◆ SHORT EXERCISE ◆
The listing beneath should be written out in full, exactly as shown.

(Saved entries)

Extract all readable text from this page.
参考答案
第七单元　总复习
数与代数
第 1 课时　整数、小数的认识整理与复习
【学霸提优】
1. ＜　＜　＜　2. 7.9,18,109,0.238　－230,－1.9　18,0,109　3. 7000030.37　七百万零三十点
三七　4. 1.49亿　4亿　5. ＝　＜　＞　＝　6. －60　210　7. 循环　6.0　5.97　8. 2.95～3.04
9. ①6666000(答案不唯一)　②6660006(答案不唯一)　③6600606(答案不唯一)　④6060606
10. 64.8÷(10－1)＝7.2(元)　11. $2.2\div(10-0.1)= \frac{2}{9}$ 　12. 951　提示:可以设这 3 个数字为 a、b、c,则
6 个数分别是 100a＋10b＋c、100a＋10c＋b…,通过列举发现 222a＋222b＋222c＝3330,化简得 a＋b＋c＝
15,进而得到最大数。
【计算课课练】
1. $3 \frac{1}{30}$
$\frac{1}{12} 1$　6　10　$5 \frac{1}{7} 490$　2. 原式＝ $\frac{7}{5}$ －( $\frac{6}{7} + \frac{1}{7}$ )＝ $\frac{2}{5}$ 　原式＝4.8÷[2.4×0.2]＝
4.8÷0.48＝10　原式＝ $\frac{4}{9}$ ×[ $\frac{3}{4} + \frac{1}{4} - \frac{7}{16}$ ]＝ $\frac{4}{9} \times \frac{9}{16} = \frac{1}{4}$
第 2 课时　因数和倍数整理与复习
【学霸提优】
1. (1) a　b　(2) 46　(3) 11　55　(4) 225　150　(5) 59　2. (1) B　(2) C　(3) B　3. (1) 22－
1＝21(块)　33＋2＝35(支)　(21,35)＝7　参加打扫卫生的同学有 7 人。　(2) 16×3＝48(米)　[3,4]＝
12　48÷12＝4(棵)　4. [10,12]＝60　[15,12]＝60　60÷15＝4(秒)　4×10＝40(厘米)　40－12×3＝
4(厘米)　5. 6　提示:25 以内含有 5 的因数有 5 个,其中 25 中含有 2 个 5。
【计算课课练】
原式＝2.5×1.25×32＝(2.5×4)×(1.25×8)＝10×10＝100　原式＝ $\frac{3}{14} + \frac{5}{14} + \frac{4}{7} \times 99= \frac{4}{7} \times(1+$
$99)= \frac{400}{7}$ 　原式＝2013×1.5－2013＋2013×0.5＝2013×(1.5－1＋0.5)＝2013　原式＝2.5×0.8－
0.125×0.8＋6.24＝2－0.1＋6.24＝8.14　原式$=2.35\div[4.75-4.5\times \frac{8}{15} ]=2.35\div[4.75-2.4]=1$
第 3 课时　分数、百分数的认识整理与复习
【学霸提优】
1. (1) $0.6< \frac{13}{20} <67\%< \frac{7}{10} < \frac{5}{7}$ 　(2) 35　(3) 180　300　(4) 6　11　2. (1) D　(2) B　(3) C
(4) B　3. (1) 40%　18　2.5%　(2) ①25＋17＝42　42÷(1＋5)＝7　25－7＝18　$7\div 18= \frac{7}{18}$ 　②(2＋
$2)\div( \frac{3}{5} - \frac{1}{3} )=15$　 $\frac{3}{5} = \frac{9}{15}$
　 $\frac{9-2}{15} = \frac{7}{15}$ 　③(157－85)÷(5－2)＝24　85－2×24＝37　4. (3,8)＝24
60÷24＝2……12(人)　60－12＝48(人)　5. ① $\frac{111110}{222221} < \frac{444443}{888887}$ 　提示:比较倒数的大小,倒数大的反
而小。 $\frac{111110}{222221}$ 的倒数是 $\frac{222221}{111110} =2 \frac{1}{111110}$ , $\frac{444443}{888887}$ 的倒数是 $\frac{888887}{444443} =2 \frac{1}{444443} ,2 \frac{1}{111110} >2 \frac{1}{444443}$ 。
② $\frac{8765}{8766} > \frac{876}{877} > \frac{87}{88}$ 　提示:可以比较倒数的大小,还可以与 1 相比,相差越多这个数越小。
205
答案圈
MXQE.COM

◆ SOLVED EXERCISE ◆
Extract all readable text from this page.
参考答案
第七单元　总复习
数与代数
第 1 课时　整数、小数的认识整理与复习
【学霸提优】
1. ＜　＜　＜　2. 7.9,18,109,0.238　－230,－1.9　18,0,109　3. 7000030.37　七百万零三十点
三七　4. 1.49亿　4亿　5. ＝　＜　＞　＝　6. －60　210　7. 循环　6.0　5.97　8. 2.95～3.04
9. ①6666000(答案不唯一)　②6660006(答案不唯一)　③6600606(答案不唯一)　④6060606
10. 64.8÷(10－1)＝7.2(元)　11. $2.2\div(10-0.1)= \frac{2}{9}$ 　12. 951　提示:可以设这 3 个数字为 a、b、c,则
6 个数分别是 100a＋10b＋c、100a＋10c＋b…,通过列举发现 222a＋222b＋222c＝3330,化简得 a＋b＋c＝
15,进而得到最大数。
【计算课课练】
1. $3 \frac{1}{30}$
$\frac{1}{12} 1$　6　10　$5 \frac{1}{7} 490$　2. 原式＝ $\frac{7}{5}$ －( $\frac{6}{7} + \frac{1}{7}$ )＝ $\frac{2}{5}$ 　原式＝4.8÷[2.4×0.2]＝
4.8÷0.48＝10　原式＝ $\frac{4}{9}$ ×[ $\frac{3}{4} + \frac{1}{4} - \frac{7}{16}$ ]＝ $\frac{4}{9} \times \frac{9}{16} = \frac{1}{4}$
第 2 课时　因数和倍数整理与复习
【学霸提优】
1. (1) a　b　(2) 46　(3) 11　55　(4) 225　150　(5) 59　2. (1) B　(2) C　(3) B　3. (1) 22－
1＝21(块)　33＋2＝35(支)　(21,35)＝7　参加打扫卫生的同学有 7 人。　(2) 16×3＝48(米)　[3,4]＝
12　48÷12＝4(棵)　4. [10,12]＝60　[15,12]＝60　60÷15＝4(秒)　4×10＝40(厘米)　40－12×3＝
4(厘米)　5. 6　提示:25 以内含有 5 的因数有 5 个,其中 25 中含有 2 个 5。
【计算课课练】
原式＝2.5×1.25×32＝(2.5×4)×(1.25×8)＝10×10＝100　原式＝ $\frac{3}{14} + \frac{5}{14} + \frac{4}{7} \times 99= \frac{4}{7} \times(1+$
$99)= \frac{400}{7}$ 　原式＝2013×1.5－2013＋2013×0.5＝2013×(1.5－1＋0.5)＝2013　原式＝2.5×0.8－
0.125×0.8＋6.24＝2－0.1＋6.24＝8.14　原式$=2.35\div[4.75-4.5\times \frac{8}{15} ]=2.35\div[4.75-2.4]=1$
第 3 课时　分数、百分数的认识整理与复习
【学霸提优】
1. (1) $0.6< \frac{13}{20} <67\%< \frac{7}{10} < \frac{5}{7}$ 　(2) 35　(3) 180　300　(4) 6　11　2. (1) D　(2) B　(3) C
(4) B　3. (1) 40%　18　2.5%　(2) ①25＋17＝42　42÷(1＋5)＝7　25－7＝18　$7\div 18= \frac{7}{18}$ 　②(2＋
$2)\div( \frac{3}{5} - \frac{1}{3} )=15$　 $\frac{3}{5} = \frac{9}{15}$
　 $\frac{9-2}{15} = \frac{7}{15}$ 　③(157－85)÷(5－2)＝24　85－2×24＝37　4. (3,8)＝24
60÷24＝2……12(人)　60－12＝48(人)　5. ① $\frac{111110}{222221} < \frac{444443}{888887}$ 　提示:比较倒数的大小,倒数大的反
而小。 $\frac{111110}{222221}$ 的倒数是 $\frac{222221}{111110} =2 \frac{1}{111110}$ , $\frac{444443}{888887}$ 的倒数是 $\frac{888887}{444443} =2 \frac{1}{444443} ,2 \frac{1}{111110} >2 \frac{1}{444443}$ 。
② $\frac{8765}{8766} > \frac{876}{877} > \frac{87}{88}$ 　提示:可以比较倒数的大小,还可以与 1 相比,相差越多这个数越小。
205
答案圈
MXQE.COM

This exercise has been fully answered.